**Provided information:**

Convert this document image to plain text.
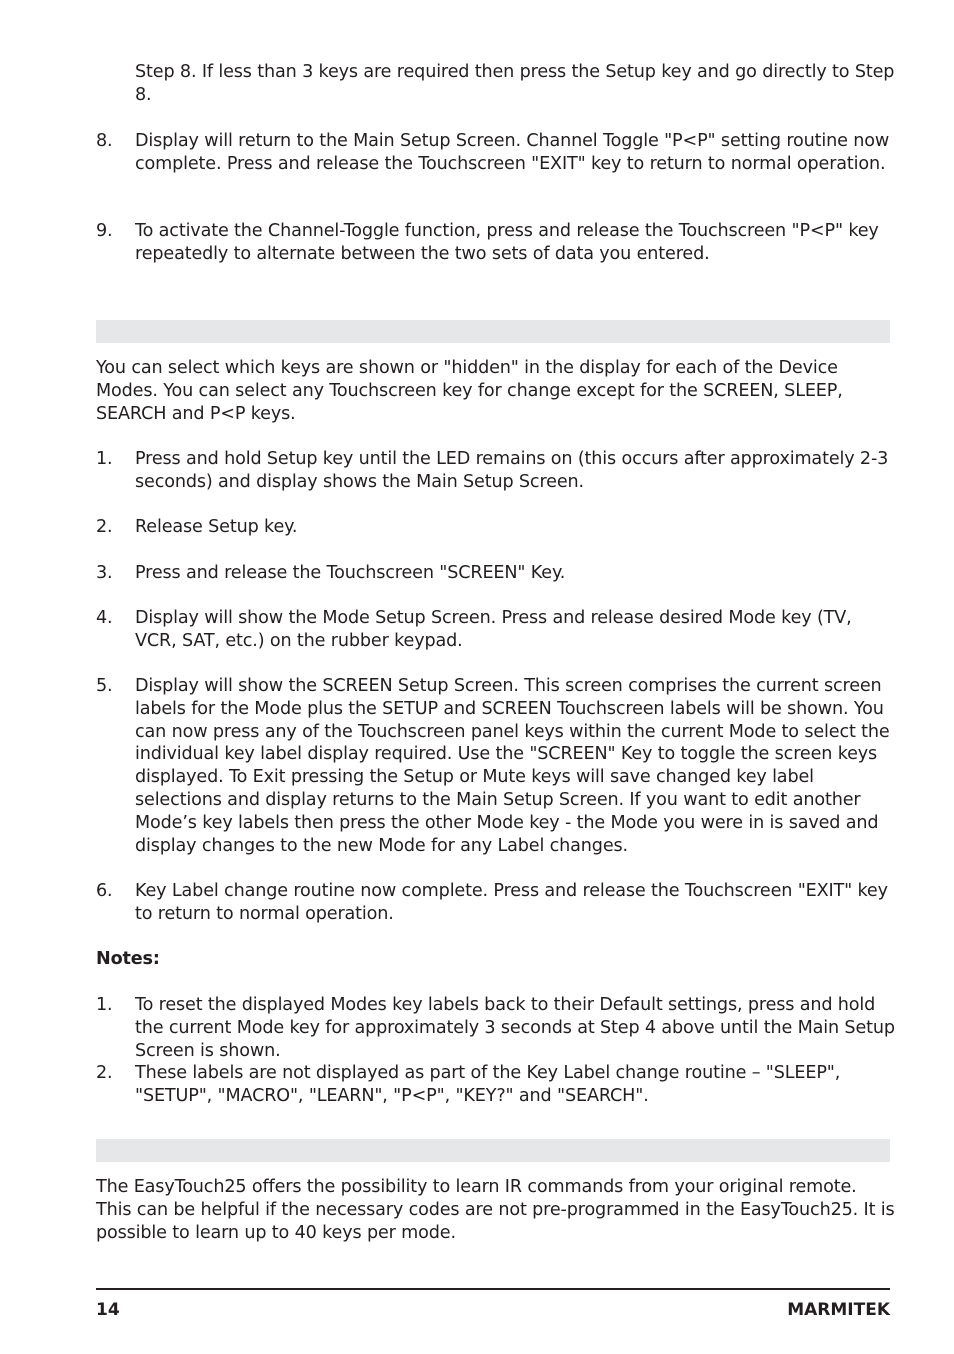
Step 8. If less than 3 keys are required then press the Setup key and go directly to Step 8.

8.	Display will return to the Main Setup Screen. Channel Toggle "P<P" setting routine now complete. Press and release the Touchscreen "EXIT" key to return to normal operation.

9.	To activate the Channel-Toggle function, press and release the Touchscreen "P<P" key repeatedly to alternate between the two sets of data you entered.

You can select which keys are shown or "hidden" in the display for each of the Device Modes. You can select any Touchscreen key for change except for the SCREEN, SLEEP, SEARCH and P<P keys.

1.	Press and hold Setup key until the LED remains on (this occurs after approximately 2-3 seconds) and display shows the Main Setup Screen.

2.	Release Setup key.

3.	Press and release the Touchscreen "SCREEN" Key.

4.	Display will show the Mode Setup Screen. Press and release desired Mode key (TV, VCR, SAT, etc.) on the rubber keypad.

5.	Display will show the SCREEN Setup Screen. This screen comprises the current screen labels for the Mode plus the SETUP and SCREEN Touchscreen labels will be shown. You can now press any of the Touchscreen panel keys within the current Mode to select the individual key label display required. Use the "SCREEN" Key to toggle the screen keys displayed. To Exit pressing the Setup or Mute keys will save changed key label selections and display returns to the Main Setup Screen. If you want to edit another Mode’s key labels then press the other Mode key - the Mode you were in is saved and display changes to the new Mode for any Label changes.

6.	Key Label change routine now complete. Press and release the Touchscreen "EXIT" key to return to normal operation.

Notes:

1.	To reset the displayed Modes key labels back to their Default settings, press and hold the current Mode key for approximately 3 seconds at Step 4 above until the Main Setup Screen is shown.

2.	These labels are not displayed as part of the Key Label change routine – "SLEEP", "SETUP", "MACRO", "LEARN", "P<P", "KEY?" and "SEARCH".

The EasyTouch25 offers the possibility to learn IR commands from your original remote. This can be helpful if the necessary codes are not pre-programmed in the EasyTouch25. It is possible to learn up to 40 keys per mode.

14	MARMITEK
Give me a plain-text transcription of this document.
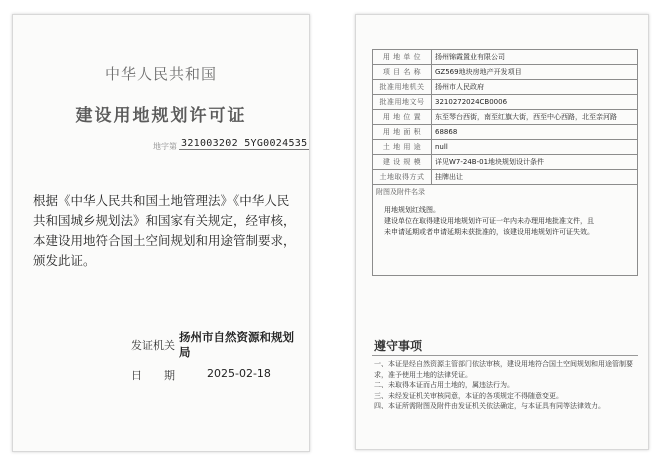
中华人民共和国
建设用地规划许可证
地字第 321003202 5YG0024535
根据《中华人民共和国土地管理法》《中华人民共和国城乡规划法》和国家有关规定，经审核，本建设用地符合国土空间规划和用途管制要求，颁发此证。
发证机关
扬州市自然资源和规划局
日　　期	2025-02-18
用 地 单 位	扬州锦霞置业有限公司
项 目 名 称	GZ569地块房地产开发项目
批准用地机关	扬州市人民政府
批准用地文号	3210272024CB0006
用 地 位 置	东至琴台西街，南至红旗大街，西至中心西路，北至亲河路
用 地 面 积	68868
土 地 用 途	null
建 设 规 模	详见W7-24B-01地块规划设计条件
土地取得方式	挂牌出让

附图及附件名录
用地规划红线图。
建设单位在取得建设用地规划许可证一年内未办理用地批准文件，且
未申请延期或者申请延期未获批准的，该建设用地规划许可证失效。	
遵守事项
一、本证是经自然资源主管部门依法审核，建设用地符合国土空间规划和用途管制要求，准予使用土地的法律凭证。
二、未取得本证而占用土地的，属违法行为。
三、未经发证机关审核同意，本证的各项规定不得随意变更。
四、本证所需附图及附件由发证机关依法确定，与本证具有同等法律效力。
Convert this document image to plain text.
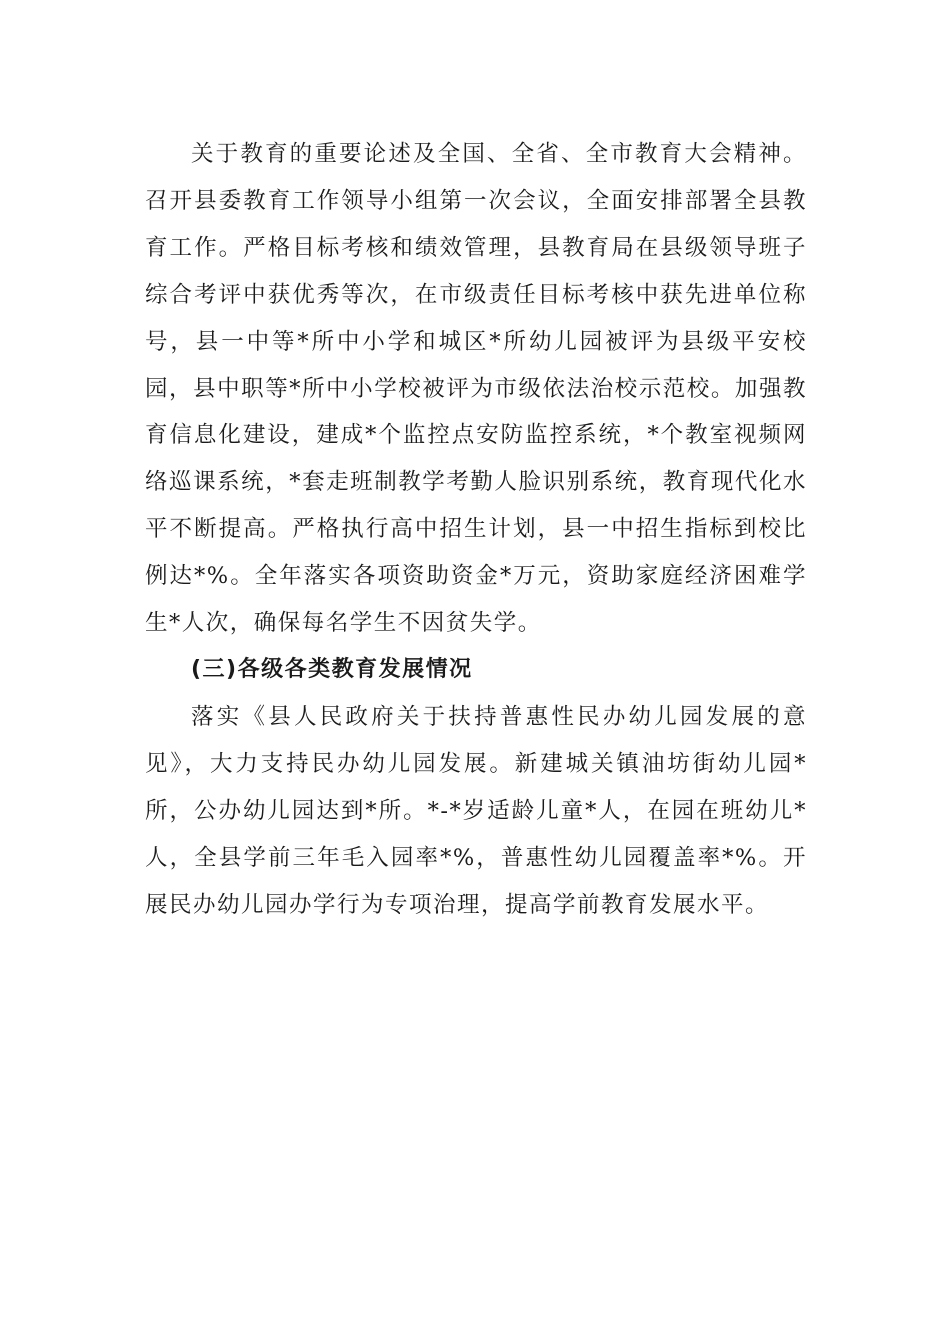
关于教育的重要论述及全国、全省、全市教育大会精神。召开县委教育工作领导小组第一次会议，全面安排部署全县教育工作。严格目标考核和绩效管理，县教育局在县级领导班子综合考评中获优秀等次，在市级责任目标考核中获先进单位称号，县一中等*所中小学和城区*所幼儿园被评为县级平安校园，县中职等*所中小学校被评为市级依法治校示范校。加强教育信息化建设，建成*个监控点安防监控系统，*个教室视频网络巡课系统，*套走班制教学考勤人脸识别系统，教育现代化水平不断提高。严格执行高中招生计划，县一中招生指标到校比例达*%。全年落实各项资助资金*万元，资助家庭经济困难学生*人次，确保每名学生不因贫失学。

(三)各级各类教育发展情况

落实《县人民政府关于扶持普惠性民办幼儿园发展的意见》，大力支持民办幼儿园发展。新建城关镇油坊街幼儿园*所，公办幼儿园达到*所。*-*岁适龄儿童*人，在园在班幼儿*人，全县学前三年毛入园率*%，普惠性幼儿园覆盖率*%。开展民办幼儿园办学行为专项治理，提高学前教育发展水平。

**Task directions:** Repeat the listing in full and exactly. Leave any pictures out.

**Exercise result:**
Convert this document image to plain text.
Step 8. If less than 3 keys are required then press the Setup key and go directly to Step 8.

8.	Display will return to the Main Setup Screen. Channel Toggle "P<P" setting routine now complete. Press and release the Touchscreen "EXIT" key to return to normal operation.

9.	To activate the Channel-Toggle function, press and release the Touchscreen "P<P" key repeatedly to alternate between the two sets of data you entered.

You can select which keys are shown or "hidden" in the display for each of the Device Modes. You can select any Touchscreen key for change except for the SCREEN, SLEEP, SEARCH and P<P keys.

1.	Press and hold Setup key until the LED remains on (this occurs after approximately 2-3 seconds) and display shows the Main Setup Screen.

2.	Release Setup key.

3.	Press and release the Touchscreen "SCREEN" Key.

4.	Display will show the Mode Setup Screen. Press and release desired Mode key (TV, VCR, SAT, etc.) on the rubber keypad.

5.	Display will show the SCREEN Setup Screen. This screen comprises the current screen labels for the Mode plus the SETUP and SCREEN Touchscreen labels will be shown. You can now press any of the Touchscreen panel keys within the current Mode to select the individual key label display required. Use the "SCREEN" Key to toggle the screen keys displayed. To Exit pressing the Setup or Mute keys will save changed key label selections and display returns to the Main Setup Screen. If you want to edit another Mode’s key labels then press the other Mode key - the Mode you were in is saved and display changes to the new Mode for any Label changes.

6.	Key Label change routine now complete. Press and release the Touchscreen "EXIT" key to return to normal operation.

Notes:

1.	To reset the displayed Modes key labels back to their Default settings, press and hold the current Mode key for approximately 3 seconds at Step 4 above until the Main Setup Screen is shown.

2.	These labels are not displayed as part of the Key Label change routine – "SLEEP", "SETUP", "MACRO", "LEARN", "P<P", "KEY?" and "SEARCH".

The EasyTouch25 offers the possibility to learn IR commands from your original remote. This can be helpful if the necessary codes are not pre-programmed in the EasyTouch25. It is possible to learn up to 40 keys per mode.

14	MARMITEK
Give me a plain-text transcription of this document.
中华人民共和国
建设用地规划许可证
地字第 321003202 5YG0024535
根据《中华人民共和国土地管理法》《中华人民共和国城乡规划法》和国家有关规定，经审核，本建设用地符合国土空间规划和用途管制要求，颁发此证。
发证机关
扬州市自然资源和规划局
日　　期	2025-02-18
用 地 单 位	扬州锦霞置业有限公司
项 目 名 称	GZ569地块房地产开发项目
批准用地机关	扬州市人民政府
批准用地文号	3210272024CB0006
用 地 位 置	东至琴台西街，南至红旗大街，西至中心西路，北至亲河路
用 地 面 积	68868
土 地 用 途	null
建 设 规 模	详见W7-24B-01地块规划设计条件
土地取得方式	挂牌出让

附图及附件名录
用地规划红线图。
建设单位在取得建设用地规划许可证一年内未办理用地批准文件，且
未申请延期或者申请延期未获批准的，该建设用地规划许可证失效。	
遵守事项
一、本证是经自然资源主管部门依法审核，建设用地符合国土空间规划和用途管制要求，准予使用土地的法律凭证。
二、未取得本证而占用土地的，属违法行为。
三、未经发证机关审核同意，本证的各项规定不得随意变更。
四、本证所需附图及附件由发证机关依法确定，与本证具有同等法律效力。
Convert this document image to plain text.
关于教育的重要论述及全国、全省、全市教育大会精神。召开县委教育工作领导小组第一次会议，全面安排部署全县教育工作。严格目标考核和绩效管理，县教育局在县级领导班子综合考评中获优秀等次，在市级责任目标考核中获先进单位称号，县一中等*所中小学和城区*所幼儿园被评为县级平安校园，县中职等*所中小学校被评为市级依法治校示范校。加强教育信息化建设，建成*个监控点安防监控系统，*个教室视频网络巡课系统，*套走班制教学考勤人脸识别系统，教育现代化水平不断提高。严格执行高中招生计划，县一中招生指标到校比例达*%。全年落实各项资助资金*万元，资助家庭经济困难学生*人次，确保每名学生不因贫失学。

(三)各级各类教育发展情况

落实《县人民政府关于扶持普惠性民办幼儿园发展的意见》，大力支持民办幼儿园发展。新建城关镇油坊街幼儿园*所，公办幼儿园达到*所。*-*岁适龄儿童*人，在园在班幼儿*人，全县学前三年毛入园率*%，普惠性幼儿园覆盖率*%。开展民办幼儿园办学行为专项治理，提高学前教育发展水平。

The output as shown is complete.